(Structured figure records)
= = =

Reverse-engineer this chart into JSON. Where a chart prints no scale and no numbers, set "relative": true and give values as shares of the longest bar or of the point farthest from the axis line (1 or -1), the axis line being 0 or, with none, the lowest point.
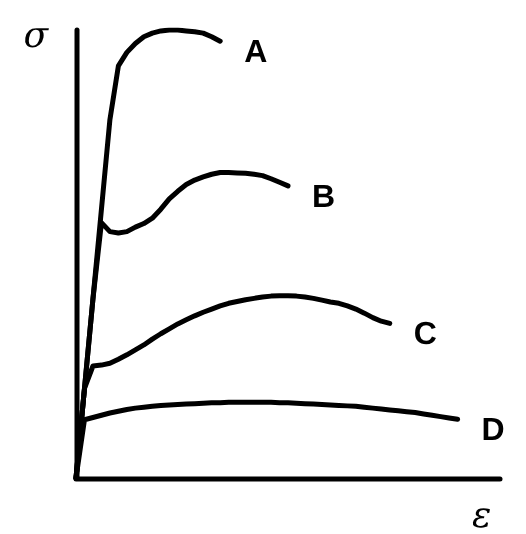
{
  "chart_data": {
    "type": "line",
    "relative": true,
    "xlabel": "ε",
    "ylabel": "σ",
    "grid": false,
    "legend": false,
    "marker": "none",
    "line_style": "solid",
    "categories": [
      null,
      null,
      null,
      null,
      null,
      null,
      null,
      null,
      null,
      null,
      null,
      null,
      null,
      null,
      null,
      null,
      null,
      null,
      null,
      null,
      null,
      null,
      null,
      null,
      null,
      null,
      null,
      null,
      null,
      null,
      null,
      null,
      null,
      null,
      null,
      null,
      null,
      null,
      null,
      null,
      null,
      null,
      null,
      null,
      null,
      null,
      null,
      null,
      null,
      null,
      null
    ],
    "series": [
      {
        "name": "A",
        "color": "#000000",
        "values": [
          0,
          0.2,
          0.4,
          0.6,
          0.8,
          0.92,
          0.95,
          0.97,
          0.985,
          0.993,
          0.998,
          1,
          1,
          0.998,
          0.996,
          0.993,
          0.985,
          0.975,
          null,
          null,
          null,
          null,
          null,
          null,
          null,
          null,
          null,
          null,
          null,
          null,
          null,
          null,
          null,
          null,
          null,
          null,
          null,
          null,
          null,
          null,
          null,
          null,
          null,
          null,
          null,
          null,
          null,
          null,
          null,
          null,
          null
        ]
      },
      {
        "name": "B",
        "color": "#000000",
        "values": [
          0,
          0.2,
          0.4,
          0.57,
          0.55,
          0.547,
          0.55,
          0.56,
          0.568,
          0.58,
          0.6,
          0.623,
          0.64,
          0.655,
          0.665,
          0.672,
          0.678,
          0.682,
          0.682,
          0.681,
          0.68,
          0.678,
          0.675,
          0.668,
          0.66,
          0.652,
          null,
          null,
          null,
          null,
          null,
          null,
          null,
          null,
          null,
          null,
          null,
          null,
          null,
          null,
          null,
          null,
          null,
          null,
          null,
          null,
          null,
          null,
          null,
          null,
          null
        ]
      },
      {
        "name": "C",
        "color": "#000000",
        "values": [
          0,
          0.2,
          0.25,
          0.252,
          0.256,
          0.265,
          0.275,
          0.286,
          0.297,
          0.31,
          0.322,
          0.333,
          0.344,
          0.353,
          0.362,
          0.37,
          0.377,
          0.384,
          0.39,
          0.394,
          0.398,
          0.401,
          0.404,
          0.406,
          0.407,
          0.407,
          0.406,
          0.404,
          0.401,
          0.397,
          0.393,
          0.39,
          0.384,
          0.377,
          0.368,
          0.358,
          0.35,
          0.345,
          null,
          null,
          null,
          null,
          null,
          null,
          null,
          null,
          null,
          null,
          null,
          null,
          null
        ]
      },
      {
        "name": "D",
        "color": "#000000",
        "values": [
          0,
          0.13,
          0.135,
          0.14,
          0.145,
          0.149,
          0.153,
          0.156,
          0.158,
          0.16,
          0.162,
          0.163,
          0.164,
          0.165,
          0.166,
          0.167,
          0.168,
          0.168,
          0.169,
          0.169,
          0.169,
          0.169,
          0.169,
          0.169,
          0.168,
          0.168,
          0.167,
          0.166,
          0.165,
          0.164,
          0.163,
          0.162,
          0.161,
          0.16,
          0.158,
          0.156,
          0.154,
          0.152,
          0.15,
          0.148,
          0.146,
          0.143,
          0.14,
          0.137,
          0.134,
          0.131,
          null,
          null,
          null,
          null,
          null
        ]
      }
    ]
  }
}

= = =

- Your objective: Repeat the listing verbatim. Skip the pictures.

- Result:
Reverse-engineer this chart into JSON. Where a chart prints no scale and no numbers, set "relative": true and give values as shares of the longest bar or of the point farthest from the axis line (1 or -1), the axis line being 0 or, with none, the lowest point.
{
  "chart_data": {
    "type": "line",
    "relative": true,
    "xlabel": "ε",
    "ylabel": "σ",
    "grid": false,
    "legend": false,
    "marker": "none",
    "line_style": "solid",
    "categories": [
      null,
      null,
      null,
      null,
      null,
      null,
      null,
      null,
      null,
      null,
      null,
      null,
      null,
      null,
      null,
      null,
      null,
      null,
      null,
      null,
      null,
      null,
      null,
      null,
      null,
      null,
      null,
      null,
      null,
      null,
      null,
      null,
      null,
      null,
      null,
      null,
      null,
      null,
      null,
      null,
      null,
      null,
      null,
      null,
      null,
      null,
      null,
      null,
      null,
      null,
      null
    ],
    "series": [
      {
        "name": "A",
        "color": "#000000",
        "values": [
          0,
          0.2,
          0.4,
          0.6,
          0.8,
          0.92,
          0.95,
          0.97,
          0.985,
          0.993,
          0.998,
          1,
          1,
          0.998,
          0.996,
          0.993,
          0.985,
          0.975,
          null,
          null,
          null,
          null,
          null,
          null,
          null,
          null,
          null,
          null,
          null,
          null,
          null,
          null,
          null,
          null,
          null,
          null,
          null,
          null,
          null,
          null,
          null,
          null,
          null,
          null,
          null,
          null,
          null,
          null,
          null,
          null,
          null
        ]
      },
      {
        "name": "B",
        "color": "#000000",
        "values": [
          0,
          0.2,
          0.4,
          0.57,
          0.55,
          0.547,
          0.55,
          0.56,
          0.568,
          0.58,
          0.6,
          0.623,
          0.64,
          0.655,
          0.665,
          0.672,
          0.678,
          0.682,
          0.682,
          0.681,
          0.68,
          0.678,
          0.675,
          0.668,
          0.66,
          0.652,
          null,
          null,
          null,
          null,
          null,
          null,
          null,
          null,
          null,
          null,
          null,
          null,
          null,
          null,
          null,
          null,
          null,
          null,
          null,
          null,
          null,
          null,
          null,
          null,
          null
        ]
      },
      {
        "name": "C",
        "color": "#000000",
        "values": [
          0,
          0.2,
          0.25,
          0.252,
          0.256,
          0.265,
          0.275,
          0.286,
          0.297,
          0.31,
          0.322,
          0.333,
          0.344,
          0.353,
          0.362,
          0.37,
          0.377,
          0.384,
          0.39,
          0.394,
          0.398,
          0.401,
          0.404,
          0.406,
          0.407,
          0.407,
          0.406,
          0.404,
          0.401,
          0.397,
          0.393,
          0.39,
          0.384,
          0.377,
          0.368,
          0.358,
          0.35,
          0.345,
          null,
          null,
          null,
          null,
          null,
          null,
          null,
          null,
          null,
          null,
          null,
          null,
          null
        ]
      },
      {
        "name": "D",
        "color": "#000000",
        "values": [
          0,
          0.13,
          0.135,
          0.14,
          0.145,
          0.149,
          0.153,
          0.156,
          0.158,
          0.16,
          0.162,
          0.163,
          0.164,
          0.165,
          0.166,
          0.167,
          0.168,
          0.168,
          0.169,
          0.169,
          0.169,
          0.169,
          0.169,
          0.169,
          0.168,
          0.168,
          0.167,
          0.166,
          0.165,
          0.164,
          0.163,
          0.162,
          0.161,
          0.16,
          0.158,
          0.156,
          0.154,
          0.152,
          0.15,
          0.148,
          0.146,
          0.143,
          0.14,
          0.137,
          0.134,
          0.131,
          null,
          null,
          null,
          null,
          null
        ]
      }
    ]
  }
}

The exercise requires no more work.